═══ MATERIAL ═══

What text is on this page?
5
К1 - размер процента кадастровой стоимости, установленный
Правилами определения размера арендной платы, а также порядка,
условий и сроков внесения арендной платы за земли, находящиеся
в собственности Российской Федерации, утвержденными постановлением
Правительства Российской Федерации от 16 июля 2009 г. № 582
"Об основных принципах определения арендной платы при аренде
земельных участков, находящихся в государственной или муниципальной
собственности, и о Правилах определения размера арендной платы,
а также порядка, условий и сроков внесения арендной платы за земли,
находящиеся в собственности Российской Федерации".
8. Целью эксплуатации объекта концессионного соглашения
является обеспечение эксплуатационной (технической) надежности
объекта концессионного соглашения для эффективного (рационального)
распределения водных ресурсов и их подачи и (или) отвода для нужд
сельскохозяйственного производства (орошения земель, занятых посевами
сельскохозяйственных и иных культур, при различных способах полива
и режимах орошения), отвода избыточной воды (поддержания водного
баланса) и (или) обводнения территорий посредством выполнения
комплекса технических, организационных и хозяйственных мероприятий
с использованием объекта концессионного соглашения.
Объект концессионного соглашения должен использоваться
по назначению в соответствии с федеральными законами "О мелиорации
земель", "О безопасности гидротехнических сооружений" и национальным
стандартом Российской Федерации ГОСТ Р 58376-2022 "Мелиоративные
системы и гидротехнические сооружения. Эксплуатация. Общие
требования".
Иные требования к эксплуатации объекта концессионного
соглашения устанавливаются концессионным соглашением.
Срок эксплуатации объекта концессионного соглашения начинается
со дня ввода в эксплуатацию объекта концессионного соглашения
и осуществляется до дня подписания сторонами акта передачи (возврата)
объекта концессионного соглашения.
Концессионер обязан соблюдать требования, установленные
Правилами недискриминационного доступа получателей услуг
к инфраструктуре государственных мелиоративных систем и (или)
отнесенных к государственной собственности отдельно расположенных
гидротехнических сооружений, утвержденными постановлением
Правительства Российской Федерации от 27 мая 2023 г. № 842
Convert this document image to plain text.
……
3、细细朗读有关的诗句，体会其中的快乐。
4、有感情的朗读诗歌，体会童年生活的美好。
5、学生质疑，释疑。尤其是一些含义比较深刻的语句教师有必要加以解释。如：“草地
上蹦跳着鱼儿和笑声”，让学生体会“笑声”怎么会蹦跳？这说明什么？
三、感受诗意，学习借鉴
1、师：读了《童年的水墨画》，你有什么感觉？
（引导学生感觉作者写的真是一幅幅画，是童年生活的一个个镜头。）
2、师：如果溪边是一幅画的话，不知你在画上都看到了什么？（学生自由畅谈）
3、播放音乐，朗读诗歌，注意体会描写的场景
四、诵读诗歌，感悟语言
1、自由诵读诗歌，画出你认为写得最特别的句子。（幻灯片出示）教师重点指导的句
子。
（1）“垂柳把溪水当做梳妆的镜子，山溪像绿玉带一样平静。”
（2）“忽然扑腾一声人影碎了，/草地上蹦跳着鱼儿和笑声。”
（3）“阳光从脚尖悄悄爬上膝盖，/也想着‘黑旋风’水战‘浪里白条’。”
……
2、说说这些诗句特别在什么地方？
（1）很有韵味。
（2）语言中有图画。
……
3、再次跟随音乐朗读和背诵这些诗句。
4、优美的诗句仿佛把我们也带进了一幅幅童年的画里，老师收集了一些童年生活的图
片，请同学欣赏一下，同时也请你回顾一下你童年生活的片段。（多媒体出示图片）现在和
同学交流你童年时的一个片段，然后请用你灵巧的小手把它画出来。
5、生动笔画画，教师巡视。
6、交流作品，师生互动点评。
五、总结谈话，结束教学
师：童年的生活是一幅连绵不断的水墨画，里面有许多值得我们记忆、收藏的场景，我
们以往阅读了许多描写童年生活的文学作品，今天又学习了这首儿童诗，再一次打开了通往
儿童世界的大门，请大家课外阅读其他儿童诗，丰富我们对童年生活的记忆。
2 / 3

═══

#### WHAT THE EXERCISE ASKS:
Type out the full listing again, exactly as given.

#### EXERCISE RESULT:
What text is on this page?
5
К1 - размер процента кадастровой стоимости, установленный
Правилами определения размера арендной платы, а также порядка,
условий и сроков внесения арендной платы за земли, находящиеся
в собственности Российской Федерации, утвержденными постановлением
Правительства Российской Федерации от 16 июля 2009 г. № 582
"Об основных принципах определения арендной платы при аренде
земельных участков, находящихся в государственной или муниципальной
собственности, и о Правилах определения размера арендной платы,
а также порядка, условий и сроков внесения арендной платы за земли,
находящиеся в собственности Российской Федерации".
8. Целью эксплуатации объекта концессионного соглашения
является обеспечение эксплуатационной (технической) надежности
объекта концессионного соглашения для эффективного (рационального)
распределения водных ресурсов и их подачи и (или) отвода для нужд
сельскохозяйственного производства (орошения земель, занятых посевами
сельскохозяйственных и иных культур, при различных способах полива
и режимах орошения), отвода избыточной воды (поддержания водного
баланса) и (или) обводнения территорий посредством выполнения
комплекса технических, организационных и хозяйственных мероприятий
с использованием объекта концессионного соглашения.
Объект концессионного соглашения должен использоваться
по назначению в соответствии с федеральными законами "О мелиорации
земель", "О безопасности гидротехнических сооружений" и национальным
стандартом Российской Федерации ГОСТ Р 58376-2022 "Мелиоративные
системы и гидротехнические сооружения. Эксплуатация. Общие
требования".
Иные требования к эксплуатации объекта концессионного
соглашения устанавливаются концессионным соглашением.
Срок эксплуатации объекта концессионного соглашения начинается
со дня ввода в эксплуатацию объекта концессионного соглашения
и осуществляется до дня подписания сторонами акта передачи (возврата)
объекта концессионного соглашения.
Концессионер обязан соблюдать требования, установленные
Правилами недискриминационного доступа получателей услуг
к инфраструктуре государственных мелиоративных систем и (или)
отнесенных к государственной собственности отдельно расположенных
гидротехнических сооружений, утвержденными постановлением
Правительства Российской Федерации от 27 мая 2023 г. № 842
Convert this document image to plain text.
……
3、细细朗读有关的诗句，体会其中的快乐。
4、有感情的朗读诗歌，体会童年生活的美好。
5、学生质疑，释疑。尤其是一些含义比较深刻的语句教师有必要加以解释。如：“草地
上蹦跳着鱼儿和笑声”，让学生体会“笑声”怎么会蹦跳？这说明什么？
三、感受诗意，学习借鉴
1、师：读了《童年的水墨画》，你有什么感觉？
（引导学生感觉作者写的真是一幅幅画，是童年生活的一个个镜头。）
2、师：如果溪边是一幅画的话，不知你在画上都看到了什么？（学生自由畅谈）
3、播放音乐，朗读诗歌，注意体会描写的场景
四、诵读诗歌，感悟语言
1、自由诵读诗歌，画出你认为写得最特别的句子。（幻灯片出示）教师重点指导的句
子。
（1）“垂柳把溪水当做梳妆的镜子，山溪像绿玉带一样平静。”
（2）“忽然扑腾一声人影碎了，/草地上蹦跳着鱼儿和笑声。”
（3）“阳光从脚尖悄悄爬上膝盖，/也想着‘黑旋风’水战‘浪里白条’。”
……
2、说说这些诗句特别在什么地方？
（1）很有韵味。
（2）语言中有图画。
……
3、再次跟随音乐朗读和背诵这些诗句。
4、优美的诗句仿佛把我们也带进了一幅幅童年的画里，老师收集了一些童年生活的图
片，请同学欣赏一下，同时也请你回顾一下你童年生活的片段。（多媒体出示图片）现在和
同学交流你童年时的一个片段，然后请用你灵巧的小手把它画出来。
5、生动笔画画，教师巡视。
6、交流作品，师生互动点评。
五、总结谈话，结束教学
师：童年的生活是一幅连绵不断的水墨画，里面有许多值得我们记忆、收藏的场景，我
们以往阅读了许多描写童年生活的文学作品，今天又学习了这首儿童诗，再一次打开了通往
儿童世界的大门，请大家课外阅读其他儿童诗，丰富我们对童年生活的记忆。
2 / 3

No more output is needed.